Figure data in JSON:
::::

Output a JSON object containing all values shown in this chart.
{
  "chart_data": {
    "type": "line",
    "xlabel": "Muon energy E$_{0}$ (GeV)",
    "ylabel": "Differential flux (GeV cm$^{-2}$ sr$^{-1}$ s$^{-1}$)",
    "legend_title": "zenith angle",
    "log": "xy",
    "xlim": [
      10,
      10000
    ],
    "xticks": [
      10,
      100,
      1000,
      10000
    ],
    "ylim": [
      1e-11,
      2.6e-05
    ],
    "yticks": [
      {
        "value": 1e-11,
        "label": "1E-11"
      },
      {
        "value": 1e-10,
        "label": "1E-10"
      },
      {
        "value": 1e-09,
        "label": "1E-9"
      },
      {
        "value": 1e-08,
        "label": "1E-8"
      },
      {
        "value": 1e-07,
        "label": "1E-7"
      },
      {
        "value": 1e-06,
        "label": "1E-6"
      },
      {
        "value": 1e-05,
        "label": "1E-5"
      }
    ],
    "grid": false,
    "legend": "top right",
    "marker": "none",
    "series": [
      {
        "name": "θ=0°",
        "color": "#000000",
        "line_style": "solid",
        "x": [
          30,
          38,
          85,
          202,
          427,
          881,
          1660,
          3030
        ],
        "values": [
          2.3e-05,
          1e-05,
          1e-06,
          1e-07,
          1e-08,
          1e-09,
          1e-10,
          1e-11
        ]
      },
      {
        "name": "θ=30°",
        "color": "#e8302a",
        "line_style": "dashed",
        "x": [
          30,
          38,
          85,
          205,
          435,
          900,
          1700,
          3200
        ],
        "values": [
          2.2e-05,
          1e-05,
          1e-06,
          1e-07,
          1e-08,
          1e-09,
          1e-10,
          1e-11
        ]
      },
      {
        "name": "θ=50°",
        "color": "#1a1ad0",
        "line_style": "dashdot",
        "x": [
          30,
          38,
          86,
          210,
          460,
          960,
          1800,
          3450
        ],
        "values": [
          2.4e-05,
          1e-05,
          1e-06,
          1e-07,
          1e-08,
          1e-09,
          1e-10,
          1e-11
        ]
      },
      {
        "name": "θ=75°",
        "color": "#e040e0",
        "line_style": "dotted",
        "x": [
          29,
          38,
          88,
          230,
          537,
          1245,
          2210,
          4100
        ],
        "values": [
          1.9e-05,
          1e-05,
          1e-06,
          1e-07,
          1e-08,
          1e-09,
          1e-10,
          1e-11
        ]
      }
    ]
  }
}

::::

◆ **Task directions**:
Return all of the data precisely as it appears.

◆ **The response**:
Output a JSON object containing all values shown in this chart.
{
  "chart_data": {
    "type": "line",
    "xlabel": "Muon energy E$_{0}$ (GeV)",
    "ylabel": "Differential flux (GeV cm$^{-2}$ sr$^{-1}$ s$^{-1}$)",
    "legend_title": "zenith angle",
    "log": "xy",
    "xlim": [
      10,
      10000
    ],
    "xticks": [
      10,
      100,
      1000,
      10000
    ],
    "ylim": [
      1e-11,
      2.6e-05
    ],
    "yticks": [
      {
        "value": 1e-11,
        "label": "1E-11"
      },
      {
        "value": 1e-10,
        "label": "1E-10"
      },
      {
        "value": 1e-09,
        "label": "1E-9"
      },
      {
        "value": 1e-08,
        "label": "1E-8"
      },
      {
        "value": 1e-07,
        "label": "1E-7"
      },
      {
        "value": 1e-06,
        "label": "1E-6"
      },
      {
        "value": 1e-05,
        "label": "1E-5"
      }
    ],
    "grid": false,
    "legend": "top right",
    "marker": "none",
    "series": [
      {
        "name": "θ=0°",
        "color": "#000000",
        "line_style": "solid",
        "x": [
          30,
          38,
          85,
          202,
          427,
          881,
          1660,
          3030
        ],
        "values": [
          2.3e-05,
          1e-05,
          1e-06,
          1e-07,
          1e-08,
          1e-09,
          1e-10,
          1e-11
        ]
      },
      {
        "name": "θ=30°",
        "color": "#e8302a",
        "line_style": "dashed",
        "x": [
          30,
          38,
          85,
          205,
          435,
          900,
          1700,
          3200
        ],
        "values": [
          2.2e-05,
          1e-05,
          1e-06,
          1e-07,
          1e-08,
          1e-09,
          1e-10,
          1e-11
        ]
      },
      {
        "name": "θ=50°",
        "color": "#1a1ad0",
        "line_style": "dashdot",
        "x": [
          30,
          38,
          86,
          210,
          460,
          960,
          1800,
          3450
        ],
        "values": [
          2.4e-05,
          1e-05,
          1e-06,
          1e-07,
          1e-08,
          1e-09,
          1e-10,
          1e-11
        ]
      },
      {
        "name": "θ=75°",
        "color": "#e040e0",
        "line_style": "dotted",
        "x": [
          29,
          38,
          88,
          230,
          537,
          1245,
          2210,
          4100
        ],
        "values": [
          1.9e-05,
          1e-05,
          1e-06,
          1e-07,
          1e-08,
          1e-09,
          1e-10,
          1e-11
        ]
      }
    ]
  }
}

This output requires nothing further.